▶ Aim of the task: Rewrite the records below as a numbered list, dropping any blank lines.

==*==

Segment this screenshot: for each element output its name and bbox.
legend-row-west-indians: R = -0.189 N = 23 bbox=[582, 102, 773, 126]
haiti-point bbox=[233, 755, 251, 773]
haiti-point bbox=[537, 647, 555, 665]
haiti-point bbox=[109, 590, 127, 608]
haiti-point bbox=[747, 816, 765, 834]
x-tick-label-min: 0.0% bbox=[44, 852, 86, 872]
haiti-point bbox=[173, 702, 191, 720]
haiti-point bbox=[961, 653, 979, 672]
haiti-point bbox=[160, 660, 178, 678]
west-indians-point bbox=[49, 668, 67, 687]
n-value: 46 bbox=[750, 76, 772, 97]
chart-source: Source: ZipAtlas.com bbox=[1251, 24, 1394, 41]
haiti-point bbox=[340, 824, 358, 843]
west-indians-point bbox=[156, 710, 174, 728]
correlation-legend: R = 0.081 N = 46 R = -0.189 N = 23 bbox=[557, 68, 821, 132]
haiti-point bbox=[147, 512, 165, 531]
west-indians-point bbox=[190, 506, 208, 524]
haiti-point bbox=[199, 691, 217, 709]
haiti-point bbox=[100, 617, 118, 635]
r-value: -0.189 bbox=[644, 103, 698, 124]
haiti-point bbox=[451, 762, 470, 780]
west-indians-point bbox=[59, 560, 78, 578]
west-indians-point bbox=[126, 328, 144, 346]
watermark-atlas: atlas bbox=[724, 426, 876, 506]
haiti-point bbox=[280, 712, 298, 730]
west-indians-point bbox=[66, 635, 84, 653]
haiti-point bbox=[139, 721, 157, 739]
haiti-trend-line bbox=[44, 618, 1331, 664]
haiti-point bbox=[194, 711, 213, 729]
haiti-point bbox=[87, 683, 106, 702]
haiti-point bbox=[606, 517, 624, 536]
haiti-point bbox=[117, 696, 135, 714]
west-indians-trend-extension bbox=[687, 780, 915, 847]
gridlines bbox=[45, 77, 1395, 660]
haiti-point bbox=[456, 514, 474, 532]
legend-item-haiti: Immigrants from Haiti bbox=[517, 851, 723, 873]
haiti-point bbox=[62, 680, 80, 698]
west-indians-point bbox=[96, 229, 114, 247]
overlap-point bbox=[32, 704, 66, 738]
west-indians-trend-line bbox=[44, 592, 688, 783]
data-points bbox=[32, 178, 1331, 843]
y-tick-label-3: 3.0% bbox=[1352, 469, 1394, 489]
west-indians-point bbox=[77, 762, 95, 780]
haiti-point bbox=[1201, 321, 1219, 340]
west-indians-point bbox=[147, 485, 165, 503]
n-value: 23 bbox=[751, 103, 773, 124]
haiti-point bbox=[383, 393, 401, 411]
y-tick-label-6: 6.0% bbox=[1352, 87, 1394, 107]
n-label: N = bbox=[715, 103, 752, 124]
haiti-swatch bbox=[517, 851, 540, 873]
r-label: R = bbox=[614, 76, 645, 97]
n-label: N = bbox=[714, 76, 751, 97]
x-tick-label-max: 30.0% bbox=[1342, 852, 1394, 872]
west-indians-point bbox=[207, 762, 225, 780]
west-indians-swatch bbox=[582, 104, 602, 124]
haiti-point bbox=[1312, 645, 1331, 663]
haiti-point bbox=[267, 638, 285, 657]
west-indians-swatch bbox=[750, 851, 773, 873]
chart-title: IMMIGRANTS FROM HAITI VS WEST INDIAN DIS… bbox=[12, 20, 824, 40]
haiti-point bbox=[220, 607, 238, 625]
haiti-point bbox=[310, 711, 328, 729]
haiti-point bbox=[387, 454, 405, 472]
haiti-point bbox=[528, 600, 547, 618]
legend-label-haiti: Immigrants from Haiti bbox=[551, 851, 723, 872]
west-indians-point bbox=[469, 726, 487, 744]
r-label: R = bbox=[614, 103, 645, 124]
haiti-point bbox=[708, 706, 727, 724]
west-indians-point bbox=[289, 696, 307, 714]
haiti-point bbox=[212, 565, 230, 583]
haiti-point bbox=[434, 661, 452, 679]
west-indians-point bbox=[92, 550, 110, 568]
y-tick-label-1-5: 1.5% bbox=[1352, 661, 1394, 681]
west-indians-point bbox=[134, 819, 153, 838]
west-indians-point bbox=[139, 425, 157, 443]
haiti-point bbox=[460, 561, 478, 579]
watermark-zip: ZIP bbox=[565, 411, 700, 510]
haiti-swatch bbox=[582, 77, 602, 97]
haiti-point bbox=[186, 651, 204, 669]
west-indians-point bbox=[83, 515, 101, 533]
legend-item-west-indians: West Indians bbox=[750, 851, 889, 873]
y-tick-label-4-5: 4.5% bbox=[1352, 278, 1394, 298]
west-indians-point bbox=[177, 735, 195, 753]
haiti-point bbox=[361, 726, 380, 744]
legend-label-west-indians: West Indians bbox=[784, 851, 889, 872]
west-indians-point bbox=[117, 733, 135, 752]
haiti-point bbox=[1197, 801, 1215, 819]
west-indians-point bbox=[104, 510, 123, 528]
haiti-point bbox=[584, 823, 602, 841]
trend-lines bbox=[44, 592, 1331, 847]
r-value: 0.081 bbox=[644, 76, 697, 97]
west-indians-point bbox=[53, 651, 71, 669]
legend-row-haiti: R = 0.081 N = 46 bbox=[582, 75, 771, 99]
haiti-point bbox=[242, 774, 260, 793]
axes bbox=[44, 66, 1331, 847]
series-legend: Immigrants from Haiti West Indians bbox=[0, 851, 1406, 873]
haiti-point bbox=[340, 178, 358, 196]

==*==

▶ Exercise output:
1. Segment this screenshot: for each element output its name and bbox.
2. legend-row-west-indians: R = -0.189 N = 23 bbox=[582, 102, 773, 126]
3. haiti-point bbox=[233, 755, 251, 773]
4. haiti-point bbox=[537, 647, 555, 665]
5. haiti-point bbox=[109, 590, 127, 608]
6. haiti-point bbox=[747, 816, 765, 834]
7. x-tick-label-min: 0.0% bbox=[44, 852, 86, 872]
8. haiti-point bbox=[173, 702, 191, 720]
9. haiti-point bbox=[961, 653, 979, 672]
10. haiti-point bbox=[160, 660, 178, 678]
11. west-indians-point bbox=[49, 668, 67, 687]
12. n-value: 46 bbox=[750, 76, 772, 97]
13. chart-source: Source: ZipAtlas.com bbox=[1251, 24, 1394, 41]
14. haiti-point bbox=[340, 824, 358, 843]
15. west-indians-point bbox=[156, 710, 174, 728]
16. correlation-legend: R = 0.081 N = 46 R = -0.189 N = 23 bbox=[557, 68, 821, 132]
17. haiti-point bbox=[147, 512, 165, 531]
18. west-indians-point bbox=[190, 506, 208, 524]
19. haiti-point bbox=[199, 691, 217, 709]
20. haiti-point bbox=[100, 617, 118, 635]
21. r-value: -0.189 bbox=[644, 103, 698, 124]
22. haiti-point bbox=[451, 762, 470, 780]
23. west-indians-point bbox=[59, 560, 78, 578]
24. west-indians-point bbox=[126, 328, 144, 346]
25. watermark-atlas: atlas bbox=[724, 426, 876, 506]
26. haiti-point bbox=[280, 712, 298, 730]
27. west-indians-point bbox=[66, 635, 84, 653]
28. haiti-point bbox=[139, 721, 157, 739]
29. haiti-trend-line bbox=[44, 618, 1331, 664]
30. haiti-point bbox=[194, 711, 213, 729]
31. haiti-point bbox=[87, 683, 106, 702]
32. haiti-point bbox=[606, 517, 624, 536]
33. haiti-point bbox=[117, 696, 135, 714]
34. west-indians-trend-extension bbox=[687, 780, 915, 847]
35. gridlines bbox=[45, 77, 1395, 660]
36. haiti-point bbox=[456, 514, 474, 532]
37. legend-item-haiti: Immigrants from Haiti bbox=[517, 851, 723, 873]
38. haiti-point bbox=[62, 680, 80, 698]
39. west-indians-point bbox=[96, 229, 114, 247]
40. overlap-point bbox=[32, 704, 66, 738]
41. west-indians-trend-line bbox=[44, 592, 688, 783]
42. data-points bbox=[32, 178, 1331, 843]
43. y-tick-label-3: 3.0% bbox=[1352, 469, 1394, 489]
44. west-indians-point bbox=[77, 762, 95, 780]
45. haiti-point bbox=[1201, 321, 1219, 340]
46. west-indians-point bbox=[147, 485, 165, 503]
47. n-value: 23 bbox=[751, 103, 773, 124]
48. haiti-point bbox=[383, 393, 401, 411]
49. y-tick-label-6: 6.0% bbox=[1352, 87, 1394, 107]
50. n-label: N = bbox=[715, 103, 752, 124]
51. haiti-swatch bbox=[517, 851, 540, 873]
52. r-label: R = bbox=[614, 76, 645, 97]
53. n-label: N = bbox=[714, 76, 751, 97]
54. x-tick-label-max: 30.0% bbox=[1342, 852, 1394, 872]
55. west-indians-point bbox=[207, 762, 225, 780]
56. west-indians-swatch bbox=[582, 104, 602, 124]
57. haiti-point bbox=[1312, 645, 1331, 663]
58. haiti-point bbox=[267, 638, 285, 657]
59. west-indians-swatch bbox=[750, 851, 773, 873]
60. chart-title: IMMIGRANTS FROM HAITI VS WEST INDIAN DIS… bbox=[12, 20, 824, 40]
61. haiti-point bbox=[220, 607, 238, 625]
62. haiti-point bbox=[310, 711, 328, 729]
63. haiti-point bbox=[387, 454, 405, 472]
64. haiti-point bbox=[528, 600, 547, 618]
65. legend-label-haiti: Immigrants from Haiti bbox=[551, 851, 723, 872]
66. west-indians-point bbox=[469, 726, 487, 744]
67. r-label: R = bbox=[614, 103, 645, 124]
68. haiti-point bbox=[708, 706, 727, 724]
69. west-indians-point bbox=[289, 696, 307, 714]
70. haiti-point bbox=[212, 565, 230, 583]
71. haiti-point bbox=[434, 661, 452, 679]
72. west-indians-point bbox=[92, 550, 110, 568]
73. y-tick-label-1-5: 1.5% bbox=[1352, 661, 1394, 681]
74. west-indians-point bbox=[134, 819, 153, 838]
75. west-indians-point bbox=[139, 425, 157, 443]
76. haiti-point bbox=[460, 561, 478, 579]
77. watermark-zip: ZIP bbox=[565, 411, 700, 510]
78. haiti-swatch bbox=[582, 77, 602, 97]
79. haiti-point bbox=[186, 651, 204, 669]
80. west-indians-point bbox=[83, 515, 101, 533]
81. legend-item-west-indians: West Indians bbox=[750, 851, 889, 873]
82. y-tick-label-4-5: 4.5% bbox=[1352, 278, 1394, 298]
83. west-indians-point bbox=[177, 735, 195, 753]
84. haiti-point bbox=[361, 726, 380, 744]
85. legend-label-west-indians: West Indians bbox=[784, 851, 889, 872]
86. west-indians-point bbox=[117, 733, 135, 752]
87. haiti-point bbox=[1197, 801, 1215, 819]
88. west-indians-point bbox=[104, 510, 123, 528]
89. haiti-point bbox=[584, 823, 602, 841]
90. trend-lines bbox=[44, 592, 1331, 847]
91. r-value: 0.081 bbox=[644, 76, 697, 97]
92. west-indians-point bbox=[53, 651, 71, 669]
93. legend-row-haiti: R = 0.081 N = 46 bbox=[582, 75, 771, 99]
94. haiti-point bbox=[242, 774, 260, 793]
95. axes bbox=[44, 66, 1331, 847]
96. series-legend: Immigrants from Haiti West Indians bbox=[0, 851, 1406, 873]
97. haiti-point bbox=[340, 178, 358, 196]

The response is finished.